AIM 1: In the Advent reflection below, what is symbolized by the use of blue candles and vestments?

Advent was a penitential season, just like Lent. Lent brings up spiritual awareness of the Crucifixion, and, more importantly, the Resurrection. Advent should bring up not only the Incarnation, but the parousia, the Second Coming, with its joys and also its judgment. While the current theological trend is to treat Advent as the beginning of the Reign of God, embracing hope, symbolized by the use of blue candles and vestments, that innocent baby who is our Lord and God, also faces a human life, and it is our life, both the joy and the suffering.
No theological moment is alone. Christianity is a package, a multidimensional, time and eternity, quantum package. The vision of the end time, which we have been reading in Revelation from the Daily Office, is not then, but now. We are human, and flawed. Simple messages are needed so that we can find our way. Jesus knew that. As we need to remember the mercy of the Son of God, we need to mind those dire warnings about being cast out, and stay alert, keep those lamps lit, be good servants with the master’s land, flock, crop. The harsh judgment should ever be with us as a signpost of curves ahead, falling rocks, and all the other dangers of the spiritual life.

MATERIAL PROVIDED:

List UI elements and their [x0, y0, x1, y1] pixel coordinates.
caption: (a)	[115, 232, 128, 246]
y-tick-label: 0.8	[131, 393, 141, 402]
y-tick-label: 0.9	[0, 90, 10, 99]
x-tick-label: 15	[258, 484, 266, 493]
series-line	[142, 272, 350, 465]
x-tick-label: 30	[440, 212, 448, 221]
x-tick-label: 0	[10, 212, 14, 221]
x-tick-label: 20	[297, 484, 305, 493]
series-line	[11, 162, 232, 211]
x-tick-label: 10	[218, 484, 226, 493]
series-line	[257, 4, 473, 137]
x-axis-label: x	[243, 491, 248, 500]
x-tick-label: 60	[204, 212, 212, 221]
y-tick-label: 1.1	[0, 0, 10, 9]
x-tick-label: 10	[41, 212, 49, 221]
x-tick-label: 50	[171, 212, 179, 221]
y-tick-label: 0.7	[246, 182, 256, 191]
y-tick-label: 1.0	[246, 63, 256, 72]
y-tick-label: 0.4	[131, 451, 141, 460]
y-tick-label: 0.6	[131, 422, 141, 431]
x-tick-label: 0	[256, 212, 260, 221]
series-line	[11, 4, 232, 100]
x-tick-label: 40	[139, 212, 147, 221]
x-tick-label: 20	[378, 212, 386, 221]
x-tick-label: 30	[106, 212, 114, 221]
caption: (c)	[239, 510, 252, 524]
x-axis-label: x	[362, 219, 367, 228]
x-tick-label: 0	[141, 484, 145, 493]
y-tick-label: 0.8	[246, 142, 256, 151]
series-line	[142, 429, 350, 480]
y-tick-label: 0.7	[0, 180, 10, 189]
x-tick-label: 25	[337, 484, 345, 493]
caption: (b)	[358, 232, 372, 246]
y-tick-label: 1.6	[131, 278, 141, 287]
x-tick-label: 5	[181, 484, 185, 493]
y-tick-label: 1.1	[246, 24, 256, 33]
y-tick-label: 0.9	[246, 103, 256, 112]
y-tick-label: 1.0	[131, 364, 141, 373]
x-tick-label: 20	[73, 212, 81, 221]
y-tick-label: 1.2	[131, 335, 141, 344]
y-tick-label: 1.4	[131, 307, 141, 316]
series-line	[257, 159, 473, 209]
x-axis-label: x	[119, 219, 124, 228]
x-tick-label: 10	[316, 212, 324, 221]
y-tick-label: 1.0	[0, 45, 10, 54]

AIM 2: Please recast the rows as a JSON list of strings, one string per line and blank lines omitted, running from the first row through the line containing "212, 260, 221]".

PROBLEM SOLUTION 1: Hope.

PROBLEM SOLUTION 2:
[
  "List UI elements and their [x0, y0, x1, y1] pixel coordinates.",
  "caption: (a)\t[115, 232, 128, 246]",
  "y-tick-label: 0.8\t[131, 393, 141, 402]",
  "y-tick-label: 0.9\t[0, 90, 10, 99]",
  "x-tick-label: 15\t[258, 484, 266, 493]",
  "series-line\t[142, 272, 350, 465]",
  "x-tick-label: 30\t[440, 212, 448, 221]",
  "x-tick-label: 0\t[10, 212, 14, 221]",
  "x-tick-label: 20\t[297, 484, 305, 493]",
  "series-line\t[11, 162, 232, 211]",
  "x-tick-label: 10\t[218, 484, 226, 493]",
  "series-line\t[257, 4, 473, 137]",
  "x-axis-label: x\t[243, 491, 248, 500]",
  "x-tick-label: 60\t[204, 212, 212, 221]",
  "y-tick-label: 1.1\t[0, 0, 10, 9]",
  "x-tick-label: 10\t[41, 212, 49, 221]",
  "x-tick-label: 50\t[171, 212, 179, 221]",
  "y-tick-label: 0.7\t[246, 182, 256, 191]",
  "y-tick-label: 1.0\t[246, 63, 256, 72]",
  "y-tick-label: 0.4\t[131, 451, 141, 460]",
  "y-tick-label: 0.6\t[131, 422, 141, 431]",
  "x-tick-label: 0\t[256, 212, 260, 221]"
]